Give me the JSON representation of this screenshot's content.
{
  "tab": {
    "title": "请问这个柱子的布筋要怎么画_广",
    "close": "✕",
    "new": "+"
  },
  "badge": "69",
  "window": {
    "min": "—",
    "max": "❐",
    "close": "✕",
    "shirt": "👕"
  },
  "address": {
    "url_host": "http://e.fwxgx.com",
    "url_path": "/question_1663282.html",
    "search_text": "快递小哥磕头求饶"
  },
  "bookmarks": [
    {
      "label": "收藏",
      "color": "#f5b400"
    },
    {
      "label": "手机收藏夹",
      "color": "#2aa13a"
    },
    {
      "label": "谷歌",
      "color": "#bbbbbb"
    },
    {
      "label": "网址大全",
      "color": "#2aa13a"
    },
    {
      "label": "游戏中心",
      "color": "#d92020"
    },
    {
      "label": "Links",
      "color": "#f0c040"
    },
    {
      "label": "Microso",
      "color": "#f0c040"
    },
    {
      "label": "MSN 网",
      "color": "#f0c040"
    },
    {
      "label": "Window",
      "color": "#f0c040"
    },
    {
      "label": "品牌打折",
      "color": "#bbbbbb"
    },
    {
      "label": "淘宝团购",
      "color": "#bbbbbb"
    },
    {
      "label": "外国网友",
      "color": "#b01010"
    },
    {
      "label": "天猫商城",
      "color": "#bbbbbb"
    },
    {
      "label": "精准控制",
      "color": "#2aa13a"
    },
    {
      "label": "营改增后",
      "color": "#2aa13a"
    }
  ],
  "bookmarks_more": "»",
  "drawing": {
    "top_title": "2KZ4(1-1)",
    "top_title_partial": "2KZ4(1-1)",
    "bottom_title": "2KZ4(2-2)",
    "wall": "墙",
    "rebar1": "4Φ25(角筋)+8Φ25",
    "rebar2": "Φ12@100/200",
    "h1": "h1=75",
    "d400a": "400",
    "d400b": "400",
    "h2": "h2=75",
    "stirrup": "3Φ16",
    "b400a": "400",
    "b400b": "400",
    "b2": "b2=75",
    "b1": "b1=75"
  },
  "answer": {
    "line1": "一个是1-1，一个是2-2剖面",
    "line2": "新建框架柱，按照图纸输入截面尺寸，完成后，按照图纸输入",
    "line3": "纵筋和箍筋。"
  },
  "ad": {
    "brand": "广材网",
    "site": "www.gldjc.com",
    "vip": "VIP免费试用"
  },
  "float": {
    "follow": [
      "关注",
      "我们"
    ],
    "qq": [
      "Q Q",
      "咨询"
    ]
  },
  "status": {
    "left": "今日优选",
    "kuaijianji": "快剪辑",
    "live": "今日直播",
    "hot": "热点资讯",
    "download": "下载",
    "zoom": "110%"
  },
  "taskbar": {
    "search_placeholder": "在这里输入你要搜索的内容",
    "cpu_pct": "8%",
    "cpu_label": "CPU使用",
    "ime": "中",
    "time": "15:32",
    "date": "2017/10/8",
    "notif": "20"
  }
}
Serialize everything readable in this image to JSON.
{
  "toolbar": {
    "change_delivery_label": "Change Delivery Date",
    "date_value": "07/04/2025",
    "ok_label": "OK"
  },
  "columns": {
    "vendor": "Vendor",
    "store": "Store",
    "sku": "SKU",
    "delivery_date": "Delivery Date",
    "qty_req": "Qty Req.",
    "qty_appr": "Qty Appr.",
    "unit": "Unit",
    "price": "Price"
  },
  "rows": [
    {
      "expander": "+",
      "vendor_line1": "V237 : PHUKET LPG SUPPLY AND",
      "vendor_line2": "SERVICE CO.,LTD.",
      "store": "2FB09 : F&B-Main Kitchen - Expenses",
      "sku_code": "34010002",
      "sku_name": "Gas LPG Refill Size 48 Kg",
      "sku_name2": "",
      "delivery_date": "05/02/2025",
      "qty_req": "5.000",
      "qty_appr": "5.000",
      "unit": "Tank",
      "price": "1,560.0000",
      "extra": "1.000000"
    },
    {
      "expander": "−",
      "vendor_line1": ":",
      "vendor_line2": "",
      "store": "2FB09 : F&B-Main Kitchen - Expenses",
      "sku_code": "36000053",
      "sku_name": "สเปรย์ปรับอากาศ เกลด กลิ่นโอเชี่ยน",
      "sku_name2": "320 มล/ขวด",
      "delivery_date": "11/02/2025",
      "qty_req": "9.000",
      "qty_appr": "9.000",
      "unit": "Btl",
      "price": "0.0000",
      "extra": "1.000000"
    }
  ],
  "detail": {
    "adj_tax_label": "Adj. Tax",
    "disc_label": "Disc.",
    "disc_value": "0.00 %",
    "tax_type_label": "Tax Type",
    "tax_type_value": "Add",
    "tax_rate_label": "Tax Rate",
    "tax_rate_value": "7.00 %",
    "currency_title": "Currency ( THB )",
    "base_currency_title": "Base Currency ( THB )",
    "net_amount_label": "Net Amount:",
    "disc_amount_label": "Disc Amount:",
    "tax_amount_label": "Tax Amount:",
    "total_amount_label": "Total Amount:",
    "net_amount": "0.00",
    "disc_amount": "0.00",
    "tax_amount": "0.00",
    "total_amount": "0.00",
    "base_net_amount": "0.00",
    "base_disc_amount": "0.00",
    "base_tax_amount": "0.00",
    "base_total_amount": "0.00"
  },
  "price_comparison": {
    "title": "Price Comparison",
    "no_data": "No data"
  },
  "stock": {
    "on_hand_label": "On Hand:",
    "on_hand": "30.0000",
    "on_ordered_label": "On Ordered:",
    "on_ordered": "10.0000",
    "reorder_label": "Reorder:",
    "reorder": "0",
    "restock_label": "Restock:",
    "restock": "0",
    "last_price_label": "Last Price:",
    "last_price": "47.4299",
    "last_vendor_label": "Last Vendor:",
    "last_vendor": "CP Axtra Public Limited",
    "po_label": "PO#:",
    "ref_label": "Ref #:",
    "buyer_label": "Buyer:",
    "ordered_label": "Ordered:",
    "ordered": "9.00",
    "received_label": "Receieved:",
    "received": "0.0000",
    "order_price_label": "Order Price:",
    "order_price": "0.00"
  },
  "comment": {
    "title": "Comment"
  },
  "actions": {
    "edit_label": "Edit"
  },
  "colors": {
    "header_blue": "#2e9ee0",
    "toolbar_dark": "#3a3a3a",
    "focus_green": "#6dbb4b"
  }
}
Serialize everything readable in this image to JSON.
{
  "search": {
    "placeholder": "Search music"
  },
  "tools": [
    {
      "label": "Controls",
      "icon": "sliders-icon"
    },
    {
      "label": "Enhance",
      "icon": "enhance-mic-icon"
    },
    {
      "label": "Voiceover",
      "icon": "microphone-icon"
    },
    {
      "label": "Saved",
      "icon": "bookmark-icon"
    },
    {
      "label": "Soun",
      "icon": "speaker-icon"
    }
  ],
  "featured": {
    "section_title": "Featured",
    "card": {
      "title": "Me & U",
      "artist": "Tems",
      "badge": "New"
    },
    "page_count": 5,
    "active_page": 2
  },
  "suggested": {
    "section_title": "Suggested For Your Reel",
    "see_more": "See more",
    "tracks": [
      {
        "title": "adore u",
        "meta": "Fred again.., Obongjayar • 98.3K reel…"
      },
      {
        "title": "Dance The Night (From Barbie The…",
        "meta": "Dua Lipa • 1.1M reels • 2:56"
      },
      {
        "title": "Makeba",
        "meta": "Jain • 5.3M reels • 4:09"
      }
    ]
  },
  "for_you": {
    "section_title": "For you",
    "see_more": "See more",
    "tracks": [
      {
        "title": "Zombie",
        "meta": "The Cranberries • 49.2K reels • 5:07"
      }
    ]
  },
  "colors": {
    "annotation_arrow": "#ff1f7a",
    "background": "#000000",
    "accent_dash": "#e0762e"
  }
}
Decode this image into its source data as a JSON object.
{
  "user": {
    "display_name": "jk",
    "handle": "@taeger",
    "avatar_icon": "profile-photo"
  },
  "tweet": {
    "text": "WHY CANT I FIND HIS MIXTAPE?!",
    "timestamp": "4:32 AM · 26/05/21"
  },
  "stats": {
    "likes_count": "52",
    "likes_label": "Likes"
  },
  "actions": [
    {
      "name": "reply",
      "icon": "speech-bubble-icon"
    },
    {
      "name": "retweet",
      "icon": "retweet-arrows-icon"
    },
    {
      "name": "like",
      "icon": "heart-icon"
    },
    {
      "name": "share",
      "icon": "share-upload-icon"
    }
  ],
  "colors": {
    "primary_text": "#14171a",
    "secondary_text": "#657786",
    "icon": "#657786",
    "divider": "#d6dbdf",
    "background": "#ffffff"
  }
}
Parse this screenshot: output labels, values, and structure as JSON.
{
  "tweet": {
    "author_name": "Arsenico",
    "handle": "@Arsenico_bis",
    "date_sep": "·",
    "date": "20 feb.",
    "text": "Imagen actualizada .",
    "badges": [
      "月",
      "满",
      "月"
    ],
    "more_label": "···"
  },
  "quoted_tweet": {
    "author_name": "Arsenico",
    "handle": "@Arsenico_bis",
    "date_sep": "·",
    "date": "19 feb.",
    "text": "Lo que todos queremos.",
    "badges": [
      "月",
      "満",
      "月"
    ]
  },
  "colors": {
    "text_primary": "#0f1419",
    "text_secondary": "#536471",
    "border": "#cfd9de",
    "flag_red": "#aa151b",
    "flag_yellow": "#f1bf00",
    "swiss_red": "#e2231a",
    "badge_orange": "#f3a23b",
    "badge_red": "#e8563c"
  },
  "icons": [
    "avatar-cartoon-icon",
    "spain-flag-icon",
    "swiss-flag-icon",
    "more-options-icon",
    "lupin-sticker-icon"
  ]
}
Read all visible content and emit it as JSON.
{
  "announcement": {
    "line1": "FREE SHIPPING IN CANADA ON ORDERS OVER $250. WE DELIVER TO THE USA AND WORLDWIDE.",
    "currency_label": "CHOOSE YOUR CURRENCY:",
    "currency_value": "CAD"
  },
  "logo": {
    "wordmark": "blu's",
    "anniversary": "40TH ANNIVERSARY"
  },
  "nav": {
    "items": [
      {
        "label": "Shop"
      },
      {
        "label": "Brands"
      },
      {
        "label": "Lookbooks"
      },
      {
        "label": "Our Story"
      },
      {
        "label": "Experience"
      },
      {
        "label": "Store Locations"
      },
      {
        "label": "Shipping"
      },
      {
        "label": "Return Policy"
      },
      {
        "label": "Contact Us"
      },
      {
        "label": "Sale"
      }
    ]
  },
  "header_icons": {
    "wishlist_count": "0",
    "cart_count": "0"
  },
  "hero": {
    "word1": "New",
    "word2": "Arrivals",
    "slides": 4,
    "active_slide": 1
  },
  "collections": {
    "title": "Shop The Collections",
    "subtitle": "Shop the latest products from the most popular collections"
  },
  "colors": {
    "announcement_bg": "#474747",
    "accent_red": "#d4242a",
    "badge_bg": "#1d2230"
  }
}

──────────────────────────────

**WHAT THE EXERCISE ASKS**
From the entries above, copy every line that holds the word "reels".

**RESULT OF THE EXERCISE**
        "meta": "Dua Lipa • 1.1M reels • 2:56"
        "meta": "Jain • 5.3M reels • 4:09"
        "meta": "The Cranberries • 49.2K reels • 5:07"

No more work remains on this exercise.